Prompt:
Every line below is to be copied exactly, with the pictures left out.

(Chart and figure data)
....................

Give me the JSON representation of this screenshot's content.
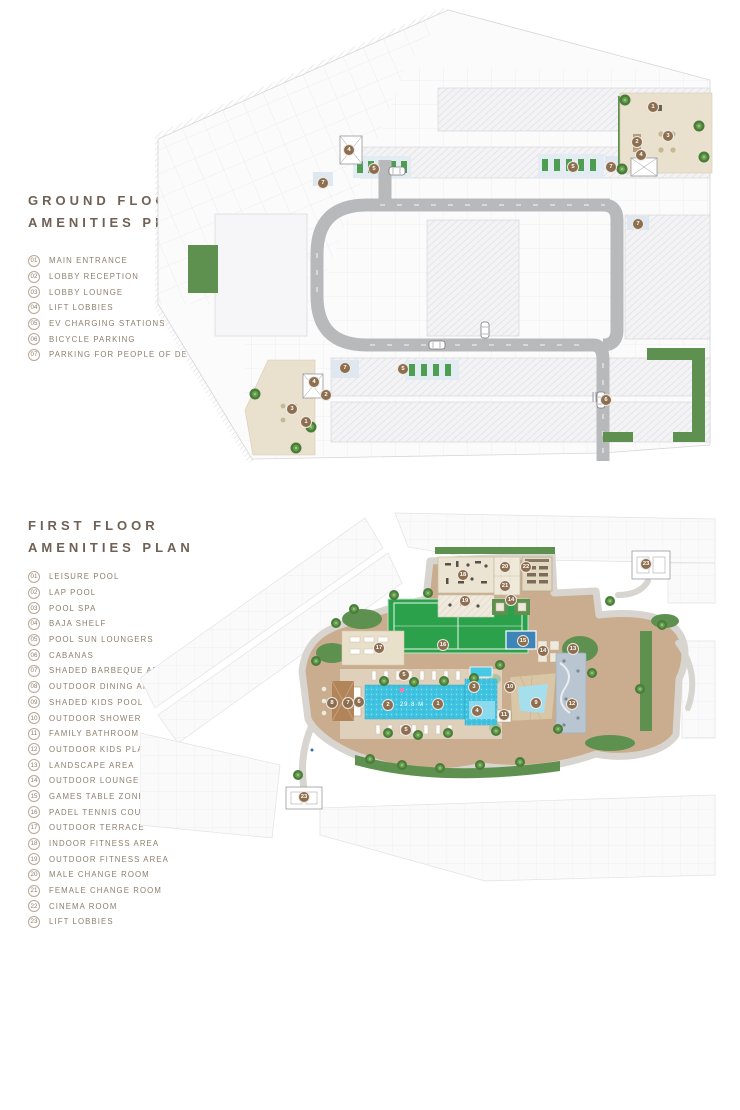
{
  "page": {
    "background": "#ffffff"
  },
  "colors": {
    "marker_brown": "#8d6f4f",
    "title_text": "#6f6155",
    "legend_text": "#8d7e6c",
    "road_gray": "#b8b9bb",
    "landscape_green": "#5e9150",
    "deck_tan": "#c9ad8e",
    "pool_blue": "#3fc3e1",
    "padel_court_green": "#2ba14b",
    "lobby_beige": "#e9e0cd"
  },
  "ground_floor": {
    "title_line1": "GROUND FLOOR",
    "title_line2": "AMENITIES PLAN",
    "legend": [
      {
        "num": "01",
        "label": "MAIN ENTRANCE"
      },
      {
        "num": "02",
        "label": "LOBBY RECEPTION"
      },
      {
        "num": "03",
        "label": "LOBBY LOUNGE"
      },
      {
        "num": "04",
        "label": "LIFT LOBBIES"
      },
      {
        "num": "05",
        "label": "EV CHARGING STATIONS"
      },
      {
        "num": "06",
        "label": "BICYCLE PARKING"
      },
      {
        "num": "07",
        "label": "PARKING FOR PEOPLE OF DETERMINATION"
      }
    ],
    "markers": [
      {
        "n": "7",
        "x": 168,
        "y": 175
      },
      {
        "n": "4",
        "x": 194,
        "y": 142
      },
      {
        "n": "5",
        "x": 219,
        "y": 161
      },
      {
        "n": "5",
        "x": 418,
        "y": 159
      },
      {
        "n": "7",
        "x": 456,
        "y": 159
      },
      {
        "n": "1",
        "x": 498,
        "y": 99
      },
      {
        "n": "2",
        "x": 482,
        "y": 134
      },
      {
        "n": "3",
        "x": 513,
        "y": 128
      },
      {
        "n": "4",
        "x": 486,
        "y": 147
      },
      {
        "n": "7",
        "x": 483,
        "y": 216
      },
      {
        "n": "6",
        "x": 451,
        "y": 392
      },
      {
        "n": "7",
        "x": 190,
        "y": 360
      },
      {
        "n": "5",
        "x": 248,
        "y": 361
      },
      {
        "n": "4",
        "x": 159,
        "y": 374
      },
      {
        "n": "2",
        "x": 171,
        "y": 387
      },
      {
        "n": "3",
        "x": 137,
        "y": 401
      },
      {
        "n": "1",
        "x": 151,
        "y": 414
      }
    ]
  },
  "first_floor": {
    "title_line1": "FIRST FLOOR",
    "title_line2": "AMENITIES PLAN",
    "pool_label": "29.8 M",
    "legend": [
      {
        "num": "01",
        "label": "LEISURE POOL"
      },
      {
        "num": "02",
        "label": "LAP POOL"
      },
      {
        "num": "03",
        "label": "POOL SPA"
      },
      {
        "num": "04",
        "label": "BAJA SHELF"
      },
      {
        "num": "05",
        "label": "POOL SUN LOUNGERS"
      },
      {
        "num": "06",
        "label": "CABANAS"
      },
      {
        "num": "07",
        "label": "SHADED BARBEQUE AREA"
      },
      {
        "num": "08",
        "label": "OUTDOOR DINING AREA"
      },
      {
        "num": "09",
        "label": "SHADED KIDS POOL"
      },
      {
        "num": "10",
        "label": "OUTDOOR SHOWER"
      },
      {
        "num": "11",
        "label": "FAMILY BATHROOM"
      },
      {
        "num": "12",
        "label": "OUTDOOR KIDS PLAY AREA"
      },
      {
        "num": "13",
        "label": "LANDSCAPE AREA"
      },
      {
        "num": "14",
        "label": "OUTDOOR LOUNGE AREA"
      },
      {
        "num": "15",
        "label": "GAMES TABLE ZONE"
      },
      {
        "num": "16",
        "label": "PADEL TENNIS COURT"
      },
      {
        "num": "17",
        "label": "OUTDOOR TERRACE"
      },
      {
        "num": "18",
        "label": "INDOOR FITNESS AREA"
      },
      {
        "num": "19",
        "label": "OUTDOOR FITNESS AREA"
      },
      {
        "num": "20",
        "label": "MALE CHANGE ROOM"
      },
      {
        "num": "21",
        "label": "FEMALE CHANGE ROOM"
      },
      {
        "num": "22",
        "label": "CINEMA ROOM"
      },
      {
        "num": "23",
        "label": "LIFT LOBBIES"
      }
    ],
    "markers": [
      {
        "n": "17",
        "x": 239,
        "y": 145
      },
      {
        "n": "16",
        "x": 303,
        "y": 142
      },
      {
        "n": "18",
        "x": 323,
        "y": 72
      },
      {
        "n": "19",
        "x": 325,
        "y": 98
      },
      {
        "n": "20",
        "x": 365,
        "y": 64
      },
      {
        "n": "21",
        "x": 365,
        "y": 83
      },
      {
        "n": "22",
        "x": 386,
        "y": 64
      },
      {
        "n": "23",
        "x": 506,
        "y": 61
      },
      {
        "n": "23",
        "x": 164,
        "y": 294
      },
      {
        "n": "14",
        "x": 371,
        "y": 97
      },
      {
        "n": "15",
        "x": 383,
        "y": 138
      },
      {
        "n": "14",
        "x": 403,
        "y": 148
      },
      {
        "n": "13",
        "x": 433,
        "y": 146
      },
      {
        "n": "5",
        "x": 264,
        "y": 172
      },
      {
        "n": "5",
        "x": 266,
        "y": 227
      },
      {
        "n": "2",
        "x": 248,
        "y": 202
      },
      {
        "n": "1",
        "x": 298,
        "y": 201
      },
      {
        "n": "3",
        "x": 334,
        "y": 184
      },
      {
        "n": "4",
        "x": 337,
        "y": 208
      },
      {
        "n": "6",
        "x": 219,
        "y": 199
      },
      {
        "n": "7",
        "x": 208,
        "y": 200
      },
      {
        "n": "8",
        "x": 192,
        "y": 200
      },
      {
        "n": "9",
        "x": 396,
        "y": 200
      },
      {
        "n": "10",
        "x": 370,
        "y": 184
      },
      {
        "n": "11",
        "x": 364,
        "y": 212
      },
      {
        "n": "12",
        "x": 432,
        "y": 201
      }
    ]
  }
}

....................

The result:
Give me the JSON representation of this screenshot's content.
{
  "page": {
    "background": "#ffffff"
  },
  "colors": {
    "marker_brown": "#8d6f4f",
    "title_text": "#6f6155",
    "legend_text": "#8d7e6c",
    "road_gray": "#b8b9bb",
    "landscape_green": "#5e9150",
    "deck_tan": "#c9ad8e",
    "pool_blue": "#3fc3e1",
    "padel_court_green": "#2ba14b",
    "lobby_beige": "#e9e0cd"
  },
  "ground_floor": {
    "title_line1": "GROUND FLOOR",
    "title_line2": "AMENITIES PLAN",
    "legend": [
      {
        "num": "01",
        "label": "MAIN ENTRANCE"
      },
      {
        "num": "02",
        "label": "LOBBY RECEPTION"
      },
      {
        "num": "03",
        "label": "LOBBY LOUNGE"
      },
      {
        "num": "04",
        "label": "LIFT LOBBIES"
      },
      {
        "num": "05",
        "label": "EV CHARGING STATIONS"
      },
      {
        "num": "06",
        "label": "BICYCLE PARKING"
      },
      {
        "num": "07",
        "label": "PARKING FOR PEOPLE OF DETERMINATION"
      }
    ],
    "markers": [
      {
        "n": "7",
        "x": 168,
        "y": 175
      },
      {
        "n": "4",
        "x": 194,
        "y": 142
      },
      {
        "n": "5",
        "x": 219,
        "y": 161
      },
      {
        "n": "5",
        "x": 418,
        "y": 159
      },
      {
        "n": "7",
        "x": 456,
        "y": 159
      },
      {
        "n": "1",
        "x": 498,
        "y": 99
      },
      {
        "n": "2",
        "x": 482,
        "y": 134
      },
      {
        "n": "3",
        "x": 513,
        "y": 128
      },
      {
        "n": "4",
        "x": 486,
        "y": 147
      },
      {
        "n": "7",
        "x": 483,
        "y": 216
      },
      {
        "n": "6",
        "x": 451,
        "y": 392
      },
      {
        "n": "7",
        "x": 190,
        "y": 360
      },
      {
        "n": "5",
        "x": 248,
        "y": 361
      },
      {
        "n": "4",
        "x": 159,
        "y": 374
      },
      {
        "n": "2",
        "x": 171,
        "y": 387
      },
      {
        "n": "3",
        "x": 137,
        "y": 401
      },
      {
        "n": "1",
        "x": 151,
        "y": 414
      }
    ]
  },
  "first_floor": {
    "title_line1": "FIRST FLOOR",
    "title_line2": "AMENITIES PLAN",
    "pool_label": "29.8 M",
    "legend": [
      {
        "num": "01",
        "label": "LEISURE POOL"
      },
      {
        "num": "02",
        "label": "LAP POOL"
      },
      {
        "num": "03",
        "label": "POOL SPA"
      },
      {
        "num": "04",
        "label": "BAJA SHELF"
      },
      {
        "num": "05",
        "label": "POOL SUN LOUNGERS"
      },
      {
        "num": "06",
        "label": "CABANAS"
      },
      {
        "num": "07",
        "label": "SHADED BARBEQUE AREA"
      },
      {
        "num": "08",
        "label": "OUTDOOR DINING AREA"
      },
      {
        "num": "09",
        "label": "SHADED KIDS POOL"
      },
      {
        "num": "10",
        "label": "OUTDOOR SHOWER"
      },
      {
        "num": "11",
        "label": "FAMILY BATHROOM"
      },
      {
        "num": "12",
        "label": "OUTDOOR KIDS PLAY AREA"
      },
      {
        "num": "13",
        "label": "LANDSCAPE AREA"
      },
      {
        "num": "14",
        "label": "OUTDOOR LOUNGE AREA"
      },
      {
        "num": "15",
        "label": "GAMES TABLE ZONE"
      },
      {
        "num": "16",
        "label": "PADEL TENNIS COURT"
      },
      {
        "num": "17",
        "label": "OUTDOOR TERRACE"
      },
      {
        "num": "18",
        "label": "INDOOR FITNESS AREA"
      },
      {
        "num": "19",
        "label": "OUTDOOR FITNESS AREA"
      },
      {
        "num": "20",
        "label": "MALE CHANGE ROOM"
      },
      {
        "num": "21",
        "label": "FEMALE CHANGE ROOM"
      },
      {
        "num": "22",
        "label": "CINEMA ROOM"
      },
      {
        "num": "23",
        "label": "LIFT LOBBIES"
      }
    ],
    "markers": [
      {
        "n": "17",
        "x": 239,
        "y": 145
      },
      {
        "n": "16",
        "x": 303,
        "y": 142
      },
      {
        "n": "18",
        "x": 323,
        "y": 72
      },
      {
        "n": "19",
        "x": 325,
        "y": 98
      },
      {
        "n": "20",
        "x": 365,
        "y": 64
      },
      {
        "n": "21",
        "x": 365,
        "y": 83
      },
      {
        "n": "22",
        "x": 386,
        "y": 64
      },
      {
        "n": "23",
        "x": 506,
        "y": 61
      },
      {
        "n": "23",
        "x": 164,
        "y": 294
      },
      {
        "n": "14",
        "x": 371,
        "y": 97
      },
      {
        "n": "15",
        "x": 383,
        "y": 138
      },
      {
        "n": "14",
        "x": 403,
        "y": 148
      },
      {
        "n": "13",
        "x": 433,
        "y": 146
      },
      {
        "n": "5",
        "x": 264,
        "y": 172
      },
      {
        "n": "5",
        "x": 266,
        "y": 227
      },
      {
        "n": "2",
        "x": 248,
        "y": 202
      },
      {
        "n": "1",
        "x": 298,
        "y": 201
      },
      {
        "n": "3",
        "x": 334,
        "y": 184
      },
      {
        "n": "4",
        "x": 337,
        "y": 208
      },
      {
        "n": "6",
        "x": 219,
        "y": 199
      },
      {
        "n": "7",
        "x": 208,
        "y": 200
      },
      {
        "n": "8",
        "x": 192,
        "y": 200
      },
      {
        "n": "9",
        "x": 396,
        "y": 200
      },
      {
        "n": "10",
        "x": 370,
        "y": 184
      },
      {
        "n": "11",
        "x": 364,
        "y": 212
      },
      {
        "n": "12",
        "x": 432,
        "y": 201
      }
    ]
  }
}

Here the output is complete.